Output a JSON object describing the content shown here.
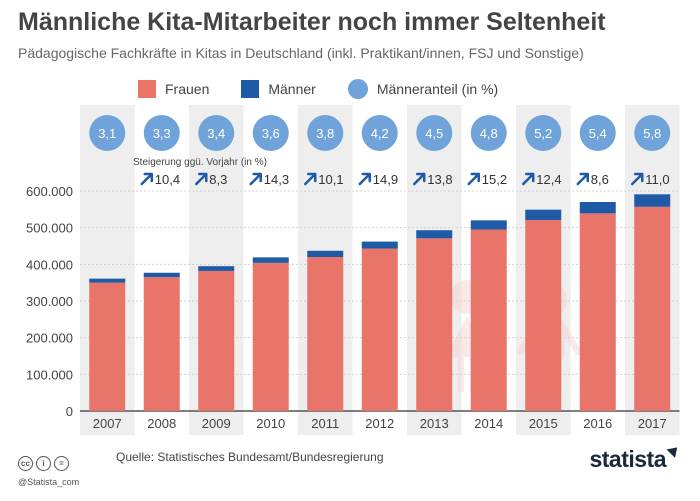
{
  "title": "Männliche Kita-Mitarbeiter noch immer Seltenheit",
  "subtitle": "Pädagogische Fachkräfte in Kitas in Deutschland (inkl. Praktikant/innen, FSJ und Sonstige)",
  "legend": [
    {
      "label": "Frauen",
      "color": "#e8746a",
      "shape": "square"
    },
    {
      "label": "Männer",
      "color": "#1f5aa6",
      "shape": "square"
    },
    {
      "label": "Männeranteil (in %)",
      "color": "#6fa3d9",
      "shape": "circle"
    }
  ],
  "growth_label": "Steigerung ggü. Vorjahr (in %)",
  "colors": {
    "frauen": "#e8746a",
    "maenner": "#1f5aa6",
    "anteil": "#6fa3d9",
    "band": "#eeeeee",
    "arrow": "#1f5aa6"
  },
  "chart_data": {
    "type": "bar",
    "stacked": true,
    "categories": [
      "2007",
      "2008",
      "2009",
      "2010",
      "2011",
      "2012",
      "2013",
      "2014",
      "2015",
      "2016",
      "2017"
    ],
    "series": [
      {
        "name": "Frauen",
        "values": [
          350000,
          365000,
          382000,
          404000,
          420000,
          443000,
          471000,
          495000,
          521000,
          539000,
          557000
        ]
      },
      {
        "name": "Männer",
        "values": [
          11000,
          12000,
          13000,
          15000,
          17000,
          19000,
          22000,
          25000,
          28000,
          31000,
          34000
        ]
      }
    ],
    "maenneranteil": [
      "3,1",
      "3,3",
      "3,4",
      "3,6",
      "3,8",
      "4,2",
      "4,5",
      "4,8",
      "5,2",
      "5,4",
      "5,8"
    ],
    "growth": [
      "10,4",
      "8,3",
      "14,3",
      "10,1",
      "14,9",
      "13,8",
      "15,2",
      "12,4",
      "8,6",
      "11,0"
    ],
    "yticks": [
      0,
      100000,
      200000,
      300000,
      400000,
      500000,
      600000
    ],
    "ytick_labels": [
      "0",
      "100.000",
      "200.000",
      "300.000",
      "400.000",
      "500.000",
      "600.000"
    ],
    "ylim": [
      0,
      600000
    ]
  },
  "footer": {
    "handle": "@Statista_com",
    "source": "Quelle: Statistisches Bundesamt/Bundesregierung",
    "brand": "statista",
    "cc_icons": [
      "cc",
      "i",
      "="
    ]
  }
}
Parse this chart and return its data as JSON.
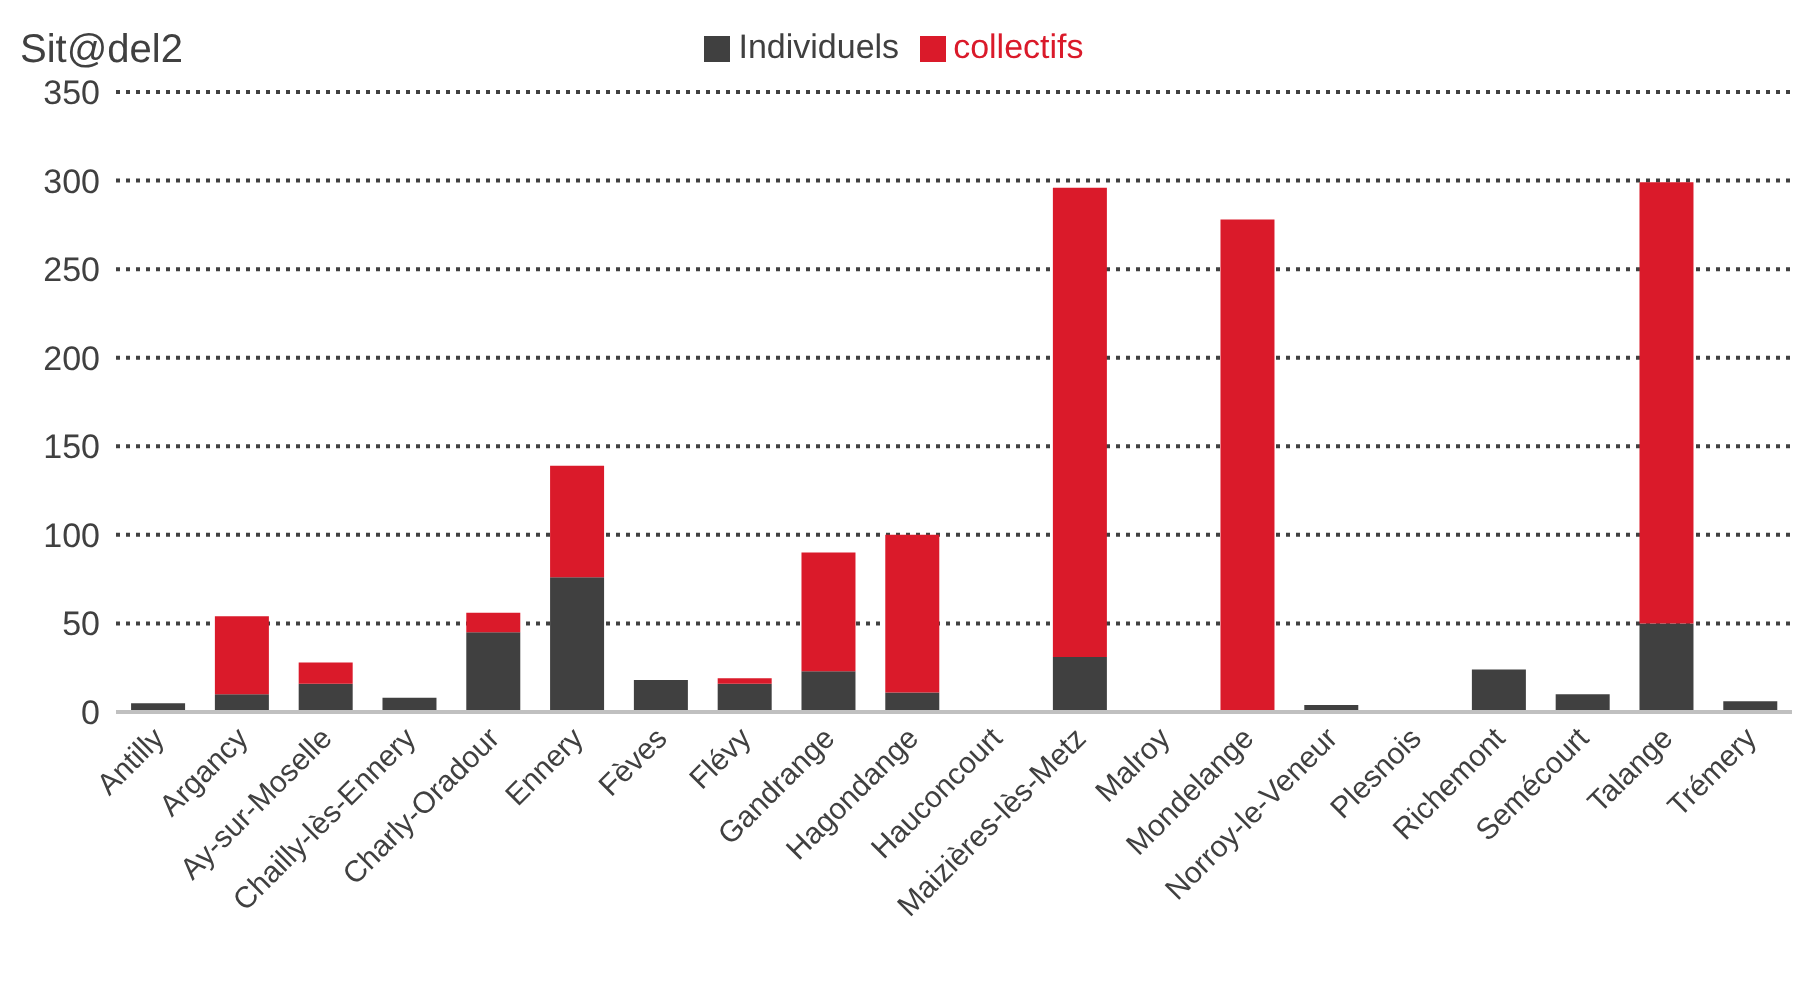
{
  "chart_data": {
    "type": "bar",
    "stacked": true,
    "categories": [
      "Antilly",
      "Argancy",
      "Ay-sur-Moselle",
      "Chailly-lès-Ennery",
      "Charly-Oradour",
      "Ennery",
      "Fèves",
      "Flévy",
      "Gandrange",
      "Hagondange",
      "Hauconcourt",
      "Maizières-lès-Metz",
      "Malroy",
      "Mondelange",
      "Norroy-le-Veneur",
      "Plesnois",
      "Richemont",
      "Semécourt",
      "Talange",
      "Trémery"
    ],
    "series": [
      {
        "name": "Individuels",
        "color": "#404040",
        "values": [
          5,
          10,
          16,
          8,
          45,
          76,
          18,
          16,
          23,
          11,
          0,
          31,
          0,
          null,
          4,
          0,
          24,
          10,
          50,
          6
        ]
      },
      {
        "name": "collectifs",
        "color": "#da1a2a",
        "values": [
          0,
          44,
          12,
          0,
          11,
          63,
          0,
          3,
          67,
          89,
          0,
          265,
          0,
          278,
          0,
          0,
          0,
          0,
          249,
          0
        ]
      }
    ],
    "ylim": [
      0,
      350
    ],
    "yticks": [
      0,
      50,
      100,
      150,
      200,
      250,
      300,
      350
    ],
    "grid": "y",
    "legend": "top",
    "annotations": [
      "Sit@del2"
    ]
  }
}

◆ What you need to do ◆
All of the data above should be transcribed verbatim, with pictures omitted.

◆ Completed task ◆
Output a JSON object describing the content shown here.
{
  "title": "Männliche Kita-Mitarbeiter noch immer Seltenheit",
  "subtitle": "Pädagogische Fachkräfte in Kitas in Deutschland (inkl. Praktikant/innen, FSJ und Sonstige)",
  "legend": [
    {
      "label": "Frauen",
      "color": "#e8746a",
      "shape": "square"
    },
    {
      "label": "Männer",
      "color": "#1f5aa6",
      "shape": "square"
    },
    {
      "label": "Männeranteil (in %)",
      "color": "#6fa3d9",
      "shape": "circle"
    }
  ],
  "growth_label": "Steigerung ggü. Vorjahr (in %)",
  "colors": {
    "frauen": "#e8746a",
    "maenner": "#1f5aa6",
    "anteil": "#6fa3d9",
    "band": "#eeeeee",
    "arrow": "#1f5aa6"
  },
  "chart_data": {
    "type": "bar",
    "stacked": true,
    "categories": [
      "2007",
      "2008",
      "2009",
      "2010",
      "2011",
      "2012",
      "2013",
      "2014",
      "2015",
      "2016",
      "2017"
    ],
    "series": [
      {
        "name": "Frauen",
        "values": [
          350000,
          365000,
          382000,
          404000,
          420000,
          443000,
          471000,
          495000,
          521000,
          539000,
          557000
        ]
      },
      {
        "name": "Männer",
        "values": [
          11000,
          12000,
          13000,
          15000,
          17000,
          19000,
          22000,
          25000,
          28000,
          31000,
          34000
        ]
      }
    ],
    "maenneranteil": [
      "3,1",
      "3,3",
      "3,4",
      "3,6",
      "3,8",
      "4,2",
      "4,5",
      "4,8",
      "5,2",
      "5,4",
      "5,8"
    ],
    "growth": [
      "10,4",
      "8,3",
      "14,3",
      "10,1",
      "14,9",
      "13,8",
      "15,2",
      "12,4",
      "8,6",
      "11,0"
    ],
    "yticks": [
      0,
      100000,
      200000,
      300000,
      400000,
      500000,
      600000
    ],
    "ytick_labels": [
      "0",
      "100.000",
      "200.000",
      "300.000",
      "400.000",
      "500.000",
      "600.000"
    ],
    "ylim": [
      0,
      600000
    ]
  },
  "footer": {
    "handle": "@Statista_com",
    "source": "Quelle: Statistisches Bundesamt/Bundesregierung",
    "brand": "statista",
    "cc_icons": [
      "cc",
      "i",
      "="
    ]
  }
}
Parse this chart and return its data as JSON.
{
  "chart_data": {
    "type": "bar",
    "stacked": true,
    "categories": [
      "Antilly",
      "Argancy",
      "Ay-sur-Moselle",
      "Chailly-lès-Ennery",
      "Charly-Oradour",
      "Ennery",
      "Fèves",
      "Flévy",
      "Gandrange",
      "Hagondange",
      "Hauconcourt",
      "Maizières-lès-Metz",
      "Malroy",
      "Mondelange",
      "Norroy-le-Veneur",
      "Plesnois",
      "Richemont",
      "Semécourt",
      "Talange",
      "Trémery"
    ],
    "series": [
      {
        "name": "Individuels",
        "color": "#404040",
        "values": [
          5,
          10,
          16,
          8,
          45,
          76,
          18,
          16,
          23,
          11,
          0,
          31,
          0,
          null,
          4,
          0,
          24,
          10,
          50,
          6
        ]
      },
      {
        "name": "collectifs",
        "color": "#da1a2a",
        "values": [
          0,
          44,
          12,
          0,
          11,
          63,
          0,
          3,
          67,
          89,
          0,
          265,
          0,
          278,
          0,
          0,
          0,
          0,
          249,
          0
        ]
      }
    ],
    "ylim": [
      0,
      350
    ],
    "yticks": [
      0,
      50,
      100,
      150,
      200,
      250,
      300,
      350
    ],
    "grid": "y",
    "legend": "top",
    "annotations": [
      "Sit@del2"
    ]
  }
}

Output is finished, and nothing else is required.